§ Directions
Reproduce the listing below verbatim from its first line through the line holding "data-point (237, 279, 244, 286)", inclusive.

Layout records:
-------------------------

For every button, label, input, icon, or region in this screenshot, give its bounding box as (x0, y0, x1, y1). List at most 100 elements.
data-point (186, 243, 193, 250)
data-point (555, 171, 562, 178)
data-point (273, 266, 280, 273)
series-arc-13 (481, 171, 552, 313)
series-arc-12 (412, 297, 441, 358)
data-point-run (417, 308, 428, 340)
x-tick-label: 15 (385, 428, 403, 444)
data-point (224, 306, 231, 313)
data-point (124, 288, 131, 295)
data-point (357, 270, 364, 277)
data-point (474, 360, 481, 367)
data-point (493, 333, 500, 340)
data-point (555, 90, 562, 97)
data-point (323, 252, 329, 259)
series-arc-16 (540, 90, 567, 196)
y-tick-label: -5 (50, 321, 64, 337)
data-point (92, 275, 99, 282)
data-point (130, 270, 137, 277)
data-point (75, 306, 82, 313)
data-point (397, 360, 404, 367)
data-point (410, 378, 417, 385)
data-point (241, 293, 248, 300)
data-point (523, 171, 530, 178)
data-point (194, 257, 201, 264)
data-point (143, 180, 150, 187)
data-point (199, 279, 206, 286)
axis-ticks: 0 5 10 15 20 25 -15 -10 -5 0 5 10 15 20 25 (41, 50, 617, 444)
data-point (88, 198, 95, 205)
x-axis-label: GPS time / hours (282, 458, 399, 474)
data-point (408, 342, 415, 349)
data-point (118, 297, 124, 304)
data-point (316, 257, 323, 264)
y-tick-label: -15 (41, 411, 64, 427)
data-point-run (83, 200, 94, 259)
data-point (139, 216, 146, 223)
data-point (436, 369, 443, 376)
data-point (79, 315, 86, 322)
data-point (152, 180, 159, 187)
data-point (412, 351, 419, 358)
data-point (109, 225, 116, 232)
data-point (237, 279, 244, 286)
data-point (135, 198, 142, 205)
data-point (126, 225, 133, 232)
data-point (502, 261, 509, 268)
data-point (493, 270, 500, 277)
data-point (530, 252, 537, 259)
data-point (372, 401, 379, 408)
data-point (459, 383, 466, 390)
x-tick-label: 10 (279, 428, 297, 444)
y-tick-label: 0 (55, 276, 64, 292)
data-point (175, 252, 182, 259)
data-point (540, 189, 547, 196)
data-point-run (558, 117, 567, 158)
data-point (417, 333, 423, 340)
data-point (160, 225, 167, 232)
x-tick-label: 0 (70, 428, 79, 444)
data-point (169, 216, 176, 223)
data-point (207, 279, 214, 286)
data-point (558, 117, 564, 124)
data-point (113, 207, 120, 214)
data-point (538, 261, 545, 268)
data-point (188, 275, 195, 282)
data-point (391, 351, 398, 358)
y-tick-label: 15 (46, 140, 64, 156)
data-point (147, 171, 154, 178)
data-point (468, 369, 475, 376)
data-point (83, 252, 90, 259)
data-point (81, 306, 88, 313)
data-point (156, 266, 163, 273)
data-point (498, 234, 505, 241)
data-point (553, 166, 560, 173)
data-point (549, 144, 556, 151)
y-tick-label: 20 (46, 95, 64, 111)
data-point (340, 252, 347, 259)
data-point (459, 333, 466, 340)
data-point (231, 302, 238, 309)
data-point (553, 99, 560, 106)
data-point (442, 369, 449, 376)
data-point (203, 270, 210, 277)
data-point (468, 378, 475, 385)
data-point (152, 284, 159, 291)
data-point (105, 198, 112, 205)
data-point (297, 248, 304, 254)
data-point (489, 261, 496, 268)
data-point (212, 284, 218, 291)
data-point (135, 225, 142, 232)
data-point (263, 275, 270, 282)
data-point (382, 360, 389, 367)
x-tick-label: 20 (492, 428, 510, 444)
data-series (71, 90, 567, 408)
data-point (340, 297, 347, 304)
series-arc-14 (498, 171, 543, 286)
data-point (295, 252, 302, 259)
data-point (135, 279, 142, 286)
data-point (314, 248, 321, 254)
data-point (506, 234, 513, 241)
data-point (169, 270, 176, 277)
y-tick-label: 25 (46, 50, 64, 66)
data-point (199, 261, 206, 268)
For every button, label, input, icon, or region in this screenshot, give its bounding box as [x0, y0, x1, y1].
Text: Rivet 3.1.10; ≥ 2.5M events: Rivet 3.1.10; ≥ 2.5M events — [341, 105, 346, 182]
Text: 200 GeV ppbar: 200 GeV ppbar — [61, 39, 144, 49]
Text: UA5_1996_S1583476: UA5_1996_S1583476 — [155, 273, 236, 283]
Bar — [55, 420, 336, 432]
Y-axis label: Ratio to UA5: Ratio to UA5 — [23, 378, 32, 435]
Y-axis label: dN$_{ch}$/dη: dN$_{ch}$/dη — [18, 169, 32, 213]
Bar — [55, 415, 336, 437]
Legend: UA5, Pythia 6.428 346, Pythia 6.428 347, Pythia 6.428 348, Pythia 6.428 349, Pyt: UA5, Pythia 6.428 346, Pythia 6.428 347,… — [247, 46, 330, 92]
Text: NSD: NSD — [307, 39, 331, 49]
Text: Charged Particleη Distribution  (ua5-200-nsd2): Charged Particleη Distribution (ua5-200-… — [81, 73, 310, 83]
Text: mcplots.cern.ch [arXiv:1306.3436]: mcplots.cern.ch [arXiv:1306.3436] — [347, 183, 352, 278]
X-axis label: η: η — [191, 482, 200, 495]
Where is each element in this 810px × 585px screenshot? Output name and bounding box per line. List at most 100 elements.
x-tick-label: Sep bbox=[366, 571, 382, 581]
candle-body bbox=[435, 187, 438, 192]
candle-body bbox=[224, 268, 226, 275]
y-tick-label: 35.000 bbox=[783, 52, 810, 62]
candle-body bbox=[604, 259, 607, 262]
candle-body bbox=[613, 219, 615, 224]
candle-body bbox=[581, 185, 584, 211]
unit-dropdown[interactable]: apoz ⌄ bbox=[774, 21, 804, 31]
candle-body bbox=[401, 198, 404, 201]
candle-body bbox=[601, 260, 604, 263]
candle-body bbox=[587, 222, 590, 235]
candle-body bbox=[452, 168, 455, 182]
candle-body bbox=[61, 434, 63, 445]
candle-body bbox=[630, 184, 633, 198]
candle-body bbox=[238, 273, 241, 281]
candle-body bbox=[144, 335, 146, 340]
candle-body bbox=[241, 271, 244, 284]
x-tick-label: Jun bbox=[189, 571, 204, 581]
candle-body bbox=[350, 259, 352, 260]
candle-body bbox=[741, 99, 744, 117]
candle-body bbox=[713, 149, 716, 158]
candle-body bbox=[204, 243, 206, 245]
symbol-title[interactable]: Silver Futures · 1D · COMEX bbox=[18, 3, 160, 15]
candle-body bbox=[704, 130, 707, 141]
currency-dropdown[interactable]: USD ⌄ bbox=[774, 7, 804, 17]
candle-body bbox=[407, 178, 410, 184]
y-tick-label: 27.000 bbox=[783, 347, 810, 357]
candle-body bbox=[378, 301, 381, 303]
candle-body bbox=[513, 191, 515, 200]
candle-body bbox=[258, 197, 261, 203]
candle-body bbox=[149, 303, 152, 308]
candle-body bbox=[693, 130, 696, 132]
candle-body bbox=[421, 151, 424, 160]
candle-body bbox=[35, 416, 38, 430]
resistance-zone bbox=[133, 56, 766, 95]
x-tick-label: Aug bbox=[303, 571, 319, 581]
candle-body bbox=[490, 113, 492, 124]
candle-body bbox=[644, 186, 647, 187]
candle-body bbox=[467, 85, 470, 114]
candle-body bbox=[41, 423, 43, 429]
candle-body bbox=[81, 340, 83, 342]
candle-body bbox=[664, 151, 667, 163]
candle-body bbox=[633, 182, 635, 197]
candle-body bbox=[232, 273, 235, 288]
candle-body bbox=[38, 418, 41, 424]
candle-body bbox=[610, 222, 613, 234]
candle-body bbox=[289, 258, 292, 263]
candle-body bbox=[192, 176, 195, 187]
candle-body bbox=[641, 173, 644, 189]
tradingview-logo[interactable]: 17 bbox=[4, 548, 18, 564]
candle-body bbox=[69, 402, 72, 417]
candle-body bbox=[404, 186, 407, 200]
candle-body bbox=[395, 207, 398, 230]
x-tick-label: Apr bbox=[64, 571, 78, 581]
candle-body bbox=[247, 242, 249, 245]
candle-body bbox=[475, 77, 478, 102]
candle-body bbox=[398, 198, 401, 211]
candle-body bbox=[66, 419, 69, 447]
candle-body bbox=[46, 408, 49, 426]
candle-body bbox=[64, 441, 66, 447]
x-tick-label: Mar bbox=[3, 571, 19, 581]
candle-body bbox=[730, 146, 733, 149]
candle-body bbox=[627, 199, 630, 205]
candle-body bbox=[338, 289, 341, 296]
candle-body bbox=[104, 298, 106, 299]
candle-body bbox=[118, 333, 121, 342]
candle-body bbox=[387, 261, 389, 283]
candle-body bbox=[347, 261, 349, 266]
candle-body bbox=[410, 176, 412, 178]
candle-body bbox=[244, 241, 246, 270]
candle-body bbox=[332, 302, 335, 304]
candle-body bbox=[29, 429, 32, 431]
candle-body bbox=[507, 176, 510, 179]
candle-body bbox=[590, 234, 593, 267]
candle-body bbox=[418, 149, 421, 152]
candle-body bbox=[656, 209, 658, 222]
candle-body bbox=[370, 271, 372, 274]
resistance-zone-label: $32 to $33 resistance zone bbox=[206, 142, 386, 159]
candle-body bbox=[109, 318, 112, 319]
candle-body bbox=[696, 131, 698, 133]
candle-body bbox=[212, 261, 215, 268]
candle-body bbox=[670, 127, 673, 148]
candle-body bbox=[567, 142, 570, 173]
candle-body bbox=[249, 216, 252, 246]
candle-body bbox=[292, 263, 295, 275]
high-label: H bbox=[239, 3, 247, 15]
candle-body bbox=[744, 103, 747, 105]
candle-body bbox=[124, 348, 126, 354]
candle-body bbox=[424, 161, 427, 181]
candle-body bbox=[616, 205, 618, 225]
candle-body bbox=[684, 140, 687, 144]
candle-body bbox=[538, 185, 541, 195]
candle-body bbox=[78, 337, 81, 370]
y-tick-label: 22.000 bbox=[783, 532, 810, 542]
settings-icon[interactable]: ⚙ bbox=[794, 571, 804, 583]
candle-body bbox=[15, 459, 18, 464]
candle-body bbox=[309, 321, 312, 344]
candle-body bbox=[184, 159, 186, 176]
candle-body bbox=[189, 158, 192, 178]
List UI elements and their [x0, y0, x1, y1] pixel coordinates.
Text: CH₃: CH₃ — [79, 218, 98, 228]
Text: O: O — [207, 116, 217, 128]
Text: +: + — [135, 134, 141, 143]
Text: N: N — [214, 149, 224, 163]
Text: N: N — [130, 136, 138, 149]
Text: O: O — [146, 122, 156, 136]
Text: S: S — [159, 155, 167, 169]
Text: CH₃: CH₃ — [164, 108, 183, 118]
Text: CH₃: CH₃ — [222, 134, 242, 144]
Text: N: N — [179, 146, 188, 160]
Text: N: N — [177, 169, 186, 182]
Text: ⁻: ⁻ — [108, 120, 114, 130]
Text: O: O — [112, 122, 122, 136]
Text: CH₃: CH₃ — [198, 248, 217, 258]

-------------------------

§ Response below
For every button, label, input, icon, or region in this screenshot, give its bounding box as (x0, y0, x1, y1). List at most 100 elements.
data-point (186, 243, 193, 250)
data-point (555, 171, 562, 178)
data-point (273, 266, 280, 273)
series-arc-13 (481, 171, 552, 313)
series-arc-12 (412, 297, 441, 358)
data-point-run (417, 308, 428, 340)
x-tick-label: 15 (385, 428, 403, 444)
data-point (224, 306, 231, 313)
data-point (124, 288, 131, 295)
data-point (357, 270, 364, 277)
data-point (474, 360, 481, 367)
data-point (493, 333, 500, 340)
data-point (555, 90, 562, 97)
data-point (323, 252, 329, 259)
series-arc-16 (540, 90, 567, 196)
y-tick-label: -5 (50, 321, 64, 337)
data-point (92, 275, 99, 282)
data-point (130, 270, 137, 277)
data-point (75, 306, 82, 313)
data-point (397, 360, 404, 367)
data-point (410, 378, 417, 385)
data-point (241, 293, 248, 300)
data-point (523, 171, 530, 178)
data-point (194, 257, 201, 264)
data-point (143, 180, 150, 187)
data-point (199, 279, 206, 286)
axis-ticks: 0 5 10 15 20 25 -15 -10 -5 0 5 10 15 20 25 (41, 50, 617, 444)
data-point (88, 198, 95, 205)
x-axis-label: GPS time / hours (282, 458, 399, 474)
data-point (408, 342, 415, 349)
data-point (118, 297, 124, 304)
data-point (316, 257, 323, 264)
y-tick-label: -15 (41, 411, 64, 427)
data-point-run (83, 200, 94, 259)
data-point (139, 216, 146, 223)
data-point (436, 369, 443, 376)
data-point (79, 315, 86, 322)
data-point (152, 180, 159, 187)
data-point (412, 351, 419, 358)
data-point (109, 225, 116, 232)
data-point (237, 279, 244, 286)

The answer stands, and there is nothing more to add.